### Given task
Read through the entries below and return each line with the word "strāvas".

### Materials provided
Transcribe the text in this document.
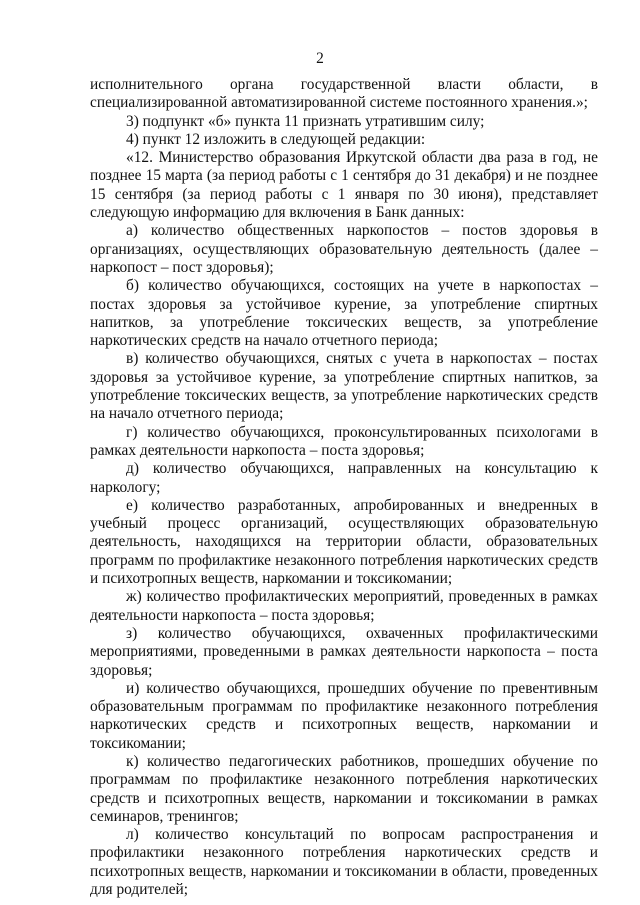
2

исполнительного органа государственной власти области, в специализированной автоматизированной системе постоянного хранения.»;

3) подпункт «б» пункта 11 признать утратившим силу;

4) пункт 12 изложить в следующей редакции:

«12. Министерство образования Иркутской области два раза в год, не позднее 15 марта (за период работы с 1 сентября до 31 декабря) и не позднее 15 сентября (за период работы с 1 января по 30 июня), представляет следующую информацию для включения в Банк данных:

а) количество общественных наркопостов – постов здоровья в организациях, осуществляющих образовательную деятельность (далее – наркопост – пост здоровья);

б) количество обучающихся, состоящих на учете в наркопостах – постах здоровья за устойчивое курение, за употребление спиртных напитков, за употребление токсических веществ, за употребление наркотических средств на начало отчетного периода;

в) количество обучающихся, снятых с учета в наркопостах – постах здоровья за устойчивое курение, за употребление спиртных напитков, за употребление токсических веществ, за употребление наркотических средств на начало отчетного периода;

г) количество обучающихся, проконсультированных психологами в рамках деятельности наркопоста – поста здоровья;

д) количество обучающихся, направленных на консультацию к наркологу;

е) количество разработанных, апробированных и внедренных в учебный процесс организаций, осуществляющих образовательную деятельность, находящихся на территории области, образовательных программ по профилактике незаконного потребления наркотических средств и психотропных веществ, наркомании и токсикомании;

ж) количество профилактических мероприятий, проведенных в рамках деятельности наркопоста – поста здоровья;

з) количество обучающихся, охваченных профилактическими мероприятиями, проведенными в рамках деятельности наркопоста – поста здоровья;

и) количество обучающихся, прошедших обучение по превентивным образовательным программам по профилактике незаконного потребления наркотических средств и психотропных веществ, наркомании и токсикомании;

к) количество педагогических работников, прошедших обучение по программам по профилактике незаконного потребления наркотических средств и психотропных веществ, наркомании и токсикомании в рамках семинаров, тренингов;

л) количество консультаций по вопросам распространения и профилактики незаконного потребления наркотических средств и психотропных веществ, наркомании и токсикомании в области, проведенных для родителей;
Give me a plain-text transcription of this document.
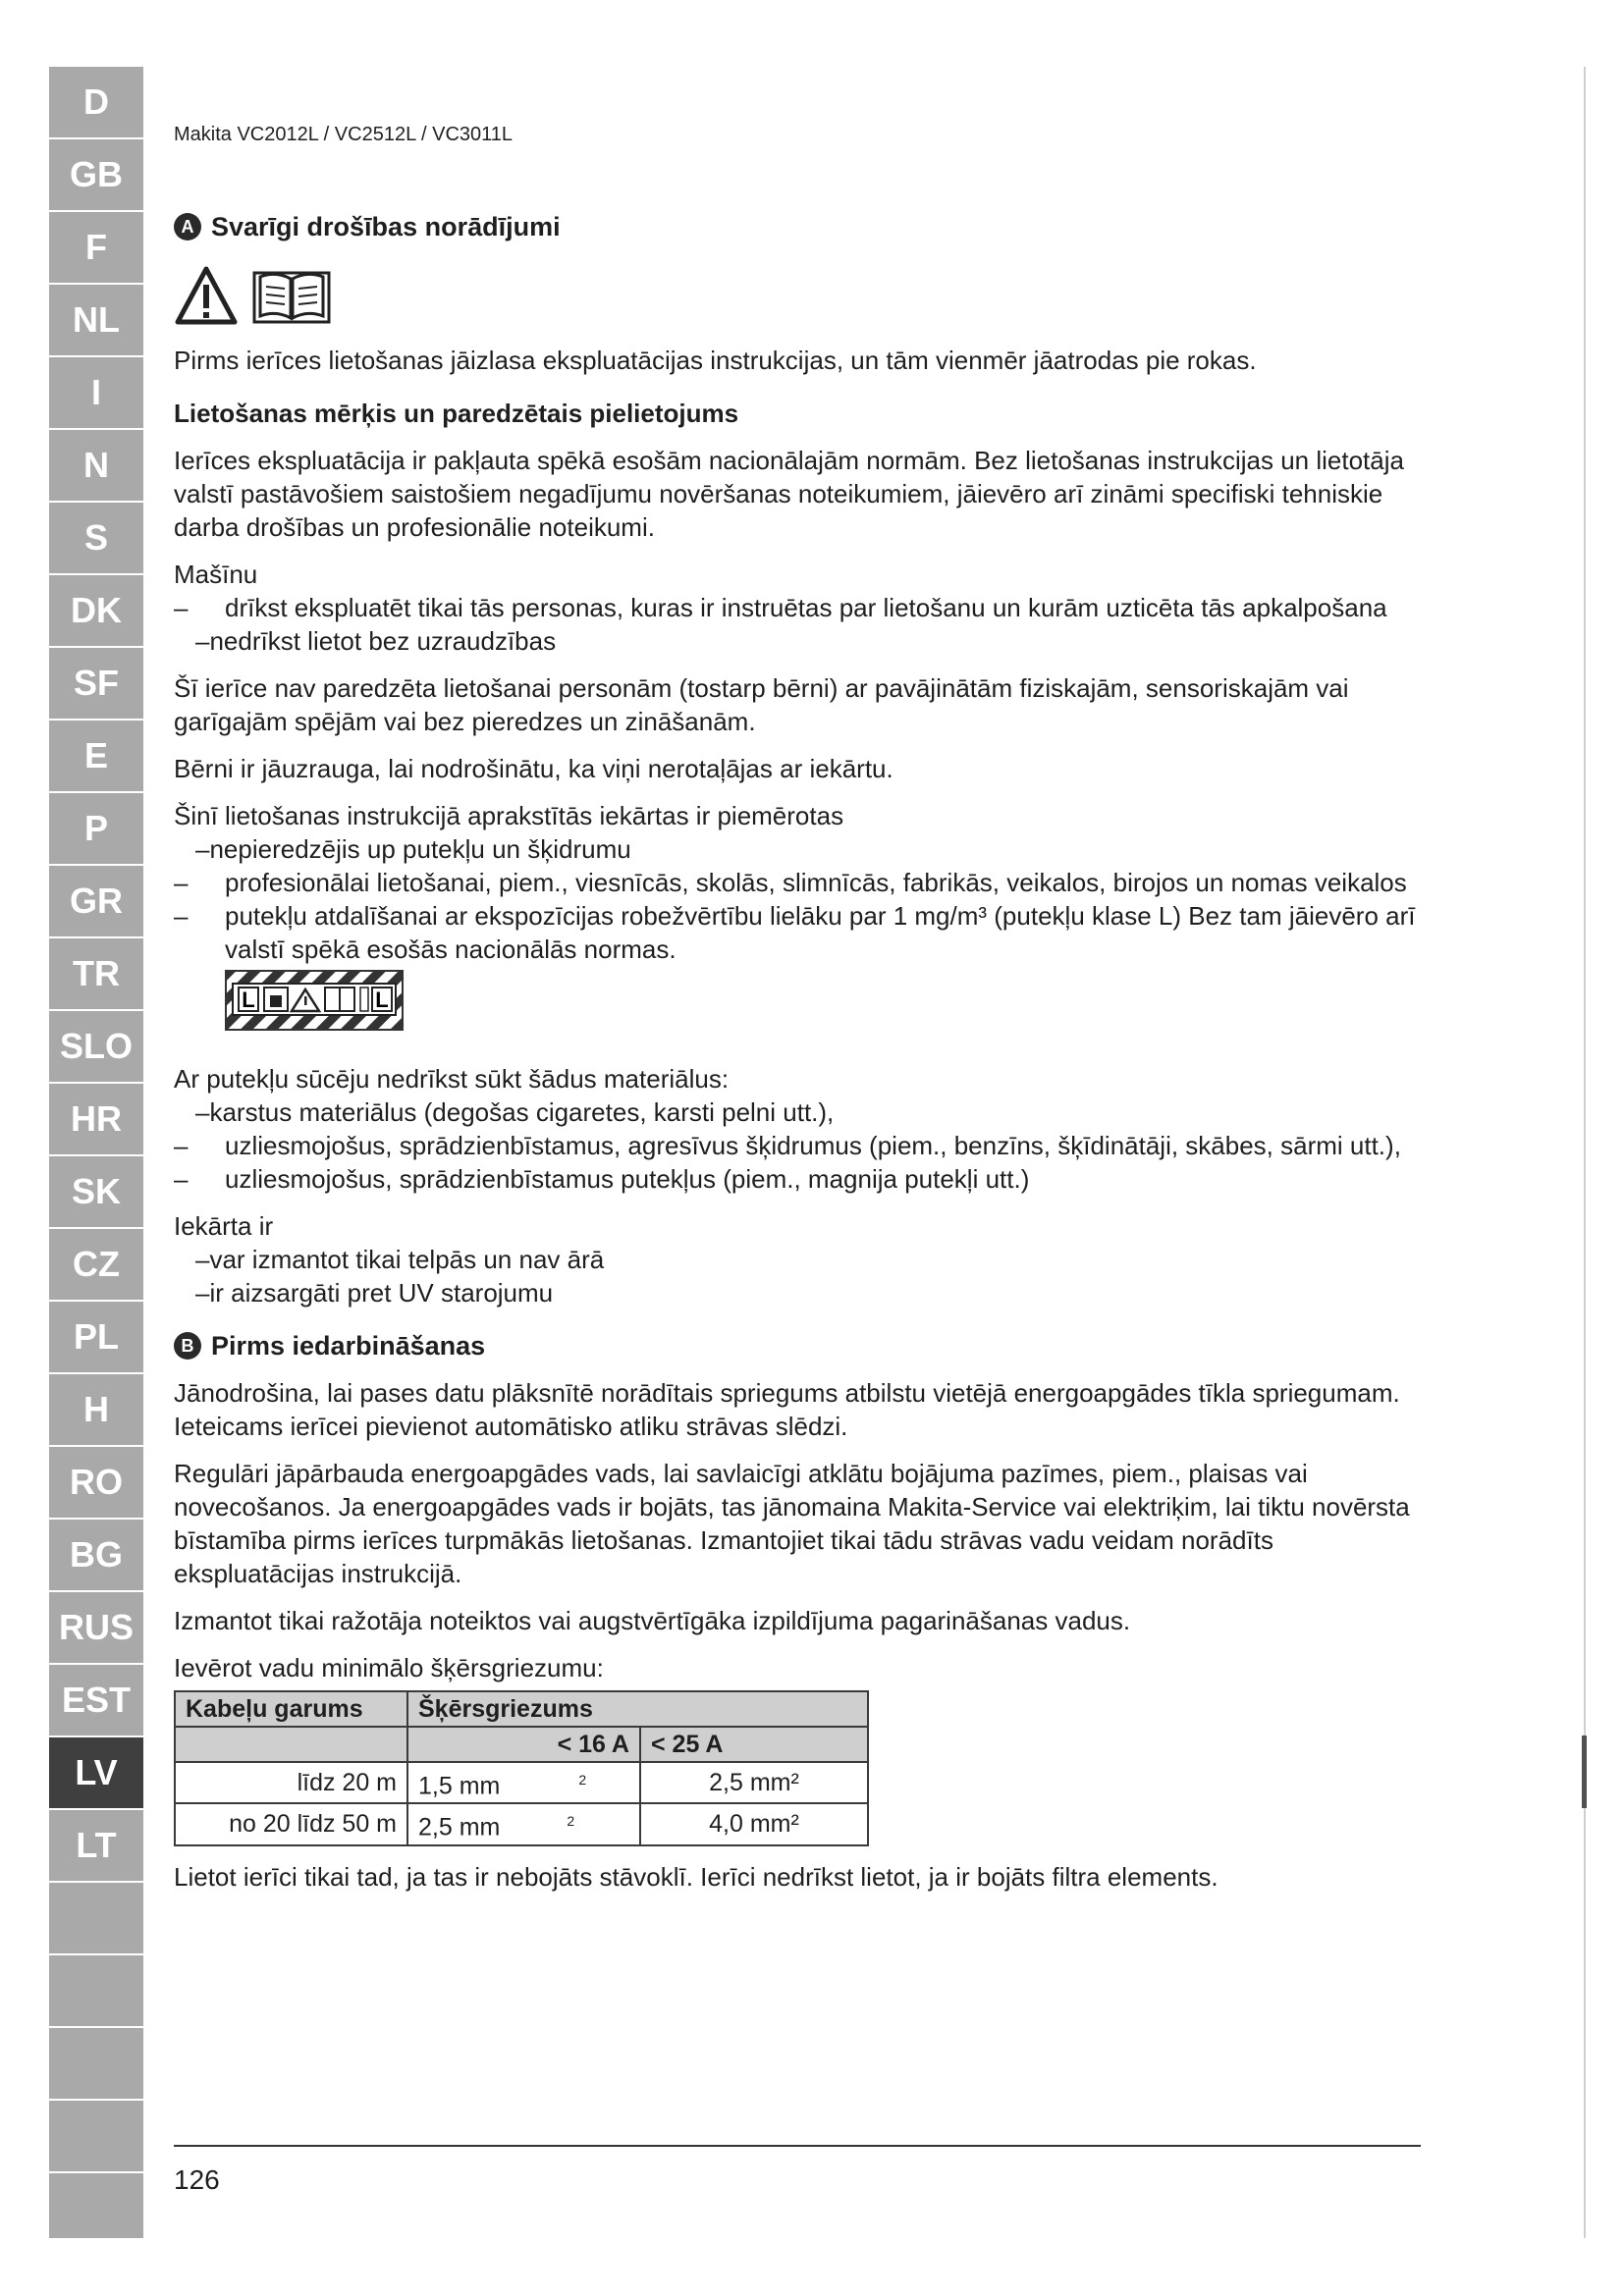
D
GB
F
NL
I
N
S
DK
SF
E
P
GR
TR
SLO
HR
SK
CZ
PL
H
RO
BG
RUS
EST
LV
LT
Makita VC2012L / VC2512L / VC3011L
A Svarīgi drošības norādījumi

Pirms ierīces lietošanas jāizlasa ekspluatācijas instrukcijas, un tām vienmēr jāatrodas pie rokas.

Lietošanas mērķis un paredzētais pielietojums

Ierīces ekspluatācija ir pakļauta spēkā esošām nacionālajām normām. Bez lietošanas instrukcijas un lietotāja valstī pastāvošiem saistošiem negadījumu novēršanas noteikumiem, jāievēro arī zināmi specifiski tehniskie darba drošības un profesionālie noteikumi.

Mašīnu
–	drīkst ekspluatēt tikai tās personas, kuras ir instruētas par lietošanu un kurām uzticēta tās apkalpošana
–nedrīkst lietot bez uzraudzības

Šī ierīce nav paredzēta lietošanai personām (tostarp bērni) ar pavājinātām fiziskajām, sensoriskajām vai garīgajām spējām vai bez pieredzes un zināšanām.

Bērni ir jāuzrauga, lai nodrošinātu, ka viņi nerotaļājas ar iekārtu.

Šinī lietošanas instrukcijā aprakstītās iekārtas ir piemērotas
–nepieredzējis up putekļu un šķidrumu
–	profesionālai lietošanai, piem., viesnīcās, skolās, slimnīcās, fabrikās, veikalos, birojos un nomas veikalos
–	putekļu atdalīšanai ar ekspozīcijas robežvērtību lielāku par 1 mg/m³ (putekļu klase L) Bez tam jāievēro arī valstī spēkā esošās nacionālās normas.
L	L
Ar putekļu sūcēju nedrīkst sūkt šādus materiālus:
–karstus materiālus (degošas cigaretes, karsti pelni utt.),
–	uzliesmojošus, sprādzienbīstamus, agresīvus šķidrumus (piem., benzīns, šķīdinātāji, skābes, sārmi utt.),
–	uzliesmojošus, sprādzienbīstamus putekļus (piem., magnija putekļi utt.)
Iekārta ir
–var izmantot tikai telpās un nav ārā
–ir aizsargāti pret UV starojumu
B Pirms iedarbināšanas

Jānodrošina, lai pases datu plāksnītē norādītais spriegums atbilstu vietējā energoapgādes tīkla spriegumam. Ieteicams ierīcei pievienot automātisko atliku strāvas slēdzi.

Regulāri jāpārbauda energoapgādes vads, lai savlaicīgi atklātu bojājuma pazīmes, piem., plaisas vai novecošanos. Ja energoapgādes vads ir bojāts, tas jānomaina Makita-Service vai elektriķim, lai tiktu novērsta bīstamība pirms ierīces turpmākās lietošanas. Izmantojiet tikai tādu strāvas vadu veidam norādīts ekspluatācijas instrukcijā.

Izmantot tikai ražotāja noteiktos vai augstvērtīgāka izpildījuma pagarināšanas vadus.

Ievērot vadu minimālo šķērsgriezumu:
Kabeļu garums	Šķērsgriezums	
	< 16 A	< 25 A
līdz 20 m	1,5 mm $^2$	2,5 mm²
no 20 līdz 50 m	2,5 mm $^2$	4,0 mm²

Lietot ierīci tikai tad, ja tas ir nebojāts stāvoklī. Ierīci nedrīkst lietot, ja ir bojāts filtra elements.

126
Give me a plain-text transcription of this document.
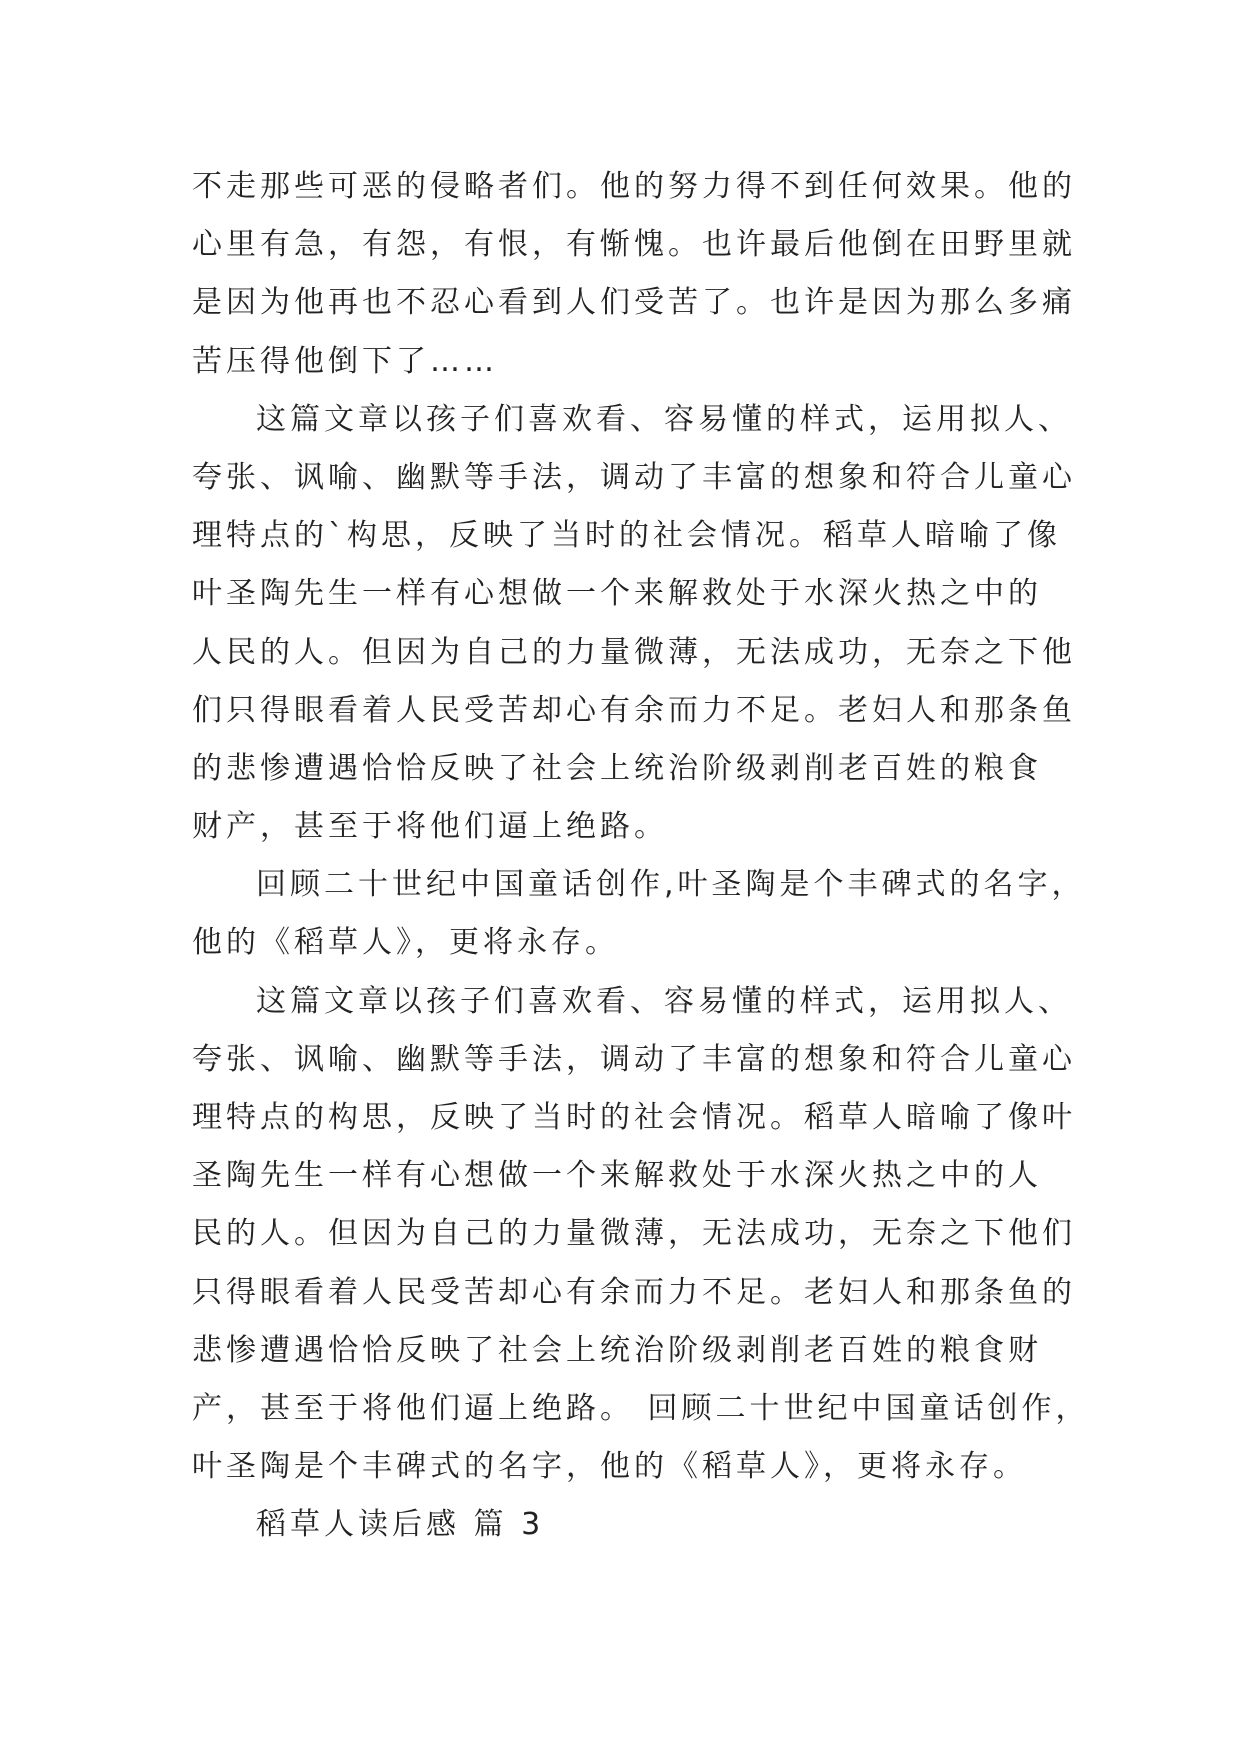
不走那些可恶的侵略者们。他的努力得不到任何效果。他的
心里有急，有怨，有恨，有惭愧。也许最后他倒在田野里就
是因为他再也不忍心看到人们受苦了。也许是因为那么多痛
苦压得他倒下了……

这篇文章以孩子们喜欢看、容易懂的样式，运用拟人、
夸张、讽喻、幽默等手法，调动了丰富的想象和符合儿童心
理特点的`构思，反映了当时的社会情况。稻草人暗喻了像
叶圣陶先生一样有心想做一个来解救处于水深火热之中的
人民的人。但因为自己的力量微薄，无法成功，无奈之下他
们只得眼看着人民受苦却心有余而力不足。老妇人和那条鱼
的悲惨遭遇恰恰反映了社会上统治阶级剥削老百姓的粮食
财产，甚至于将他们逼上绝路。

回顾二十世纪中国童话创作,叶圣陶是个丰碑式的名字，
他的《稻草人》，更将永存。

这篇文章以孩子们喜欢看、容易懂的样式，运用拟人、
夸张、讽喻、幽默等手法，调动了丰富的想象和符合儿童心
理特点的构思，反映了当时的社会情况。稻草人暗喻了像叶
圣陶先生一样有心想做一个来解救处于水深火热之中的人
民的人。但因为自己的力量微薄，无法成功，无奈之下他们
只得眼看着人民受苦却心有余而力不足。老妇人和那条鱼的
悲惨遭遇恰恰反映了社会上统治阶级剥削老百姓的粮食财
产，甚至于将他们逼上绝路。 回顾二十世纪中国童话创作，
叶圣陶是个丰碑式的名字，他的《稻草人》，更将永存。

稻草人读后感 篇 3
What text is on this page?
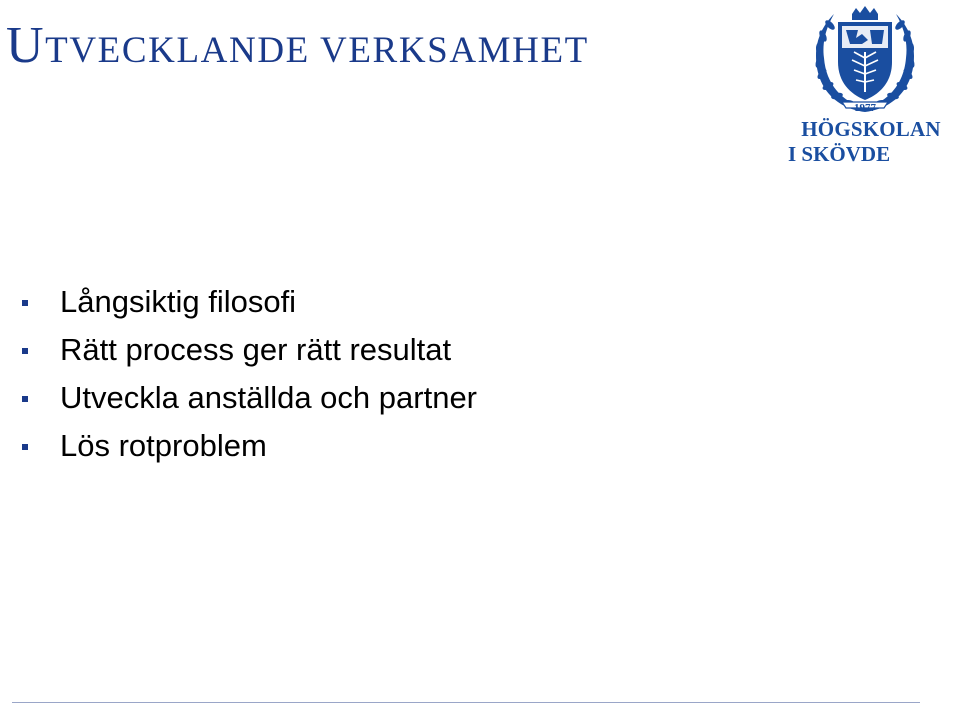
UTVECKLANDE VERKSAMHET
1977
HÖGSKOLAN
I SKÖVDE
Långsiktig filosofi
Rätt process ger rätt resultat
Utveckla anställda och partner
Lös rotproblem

### The answer
Jānodrošina, lai pases datu plāksnītē norādītais spriegums atbilstu vietējā energoapgādes tīkla spriegumam. Ieteicams ierīcei pievienot automātisko atliku strāvas slēdzi.
Regulāri jāpārbauda energoapgādes vads, lai savlaicīgi atklātu bojājuma pazīmes, piem., plaisas vai novecošanos. Ja energoapgādes vads ir bojāts, tas jānomaina Makita-Service vai elektriķim, lai tiktu novērsta bīstamība pirms ierīces turpmākās lietošanas. Izmantojiet tikai tādu strāvas vadu veidam norādīts ekspluatācijas instrukcijā.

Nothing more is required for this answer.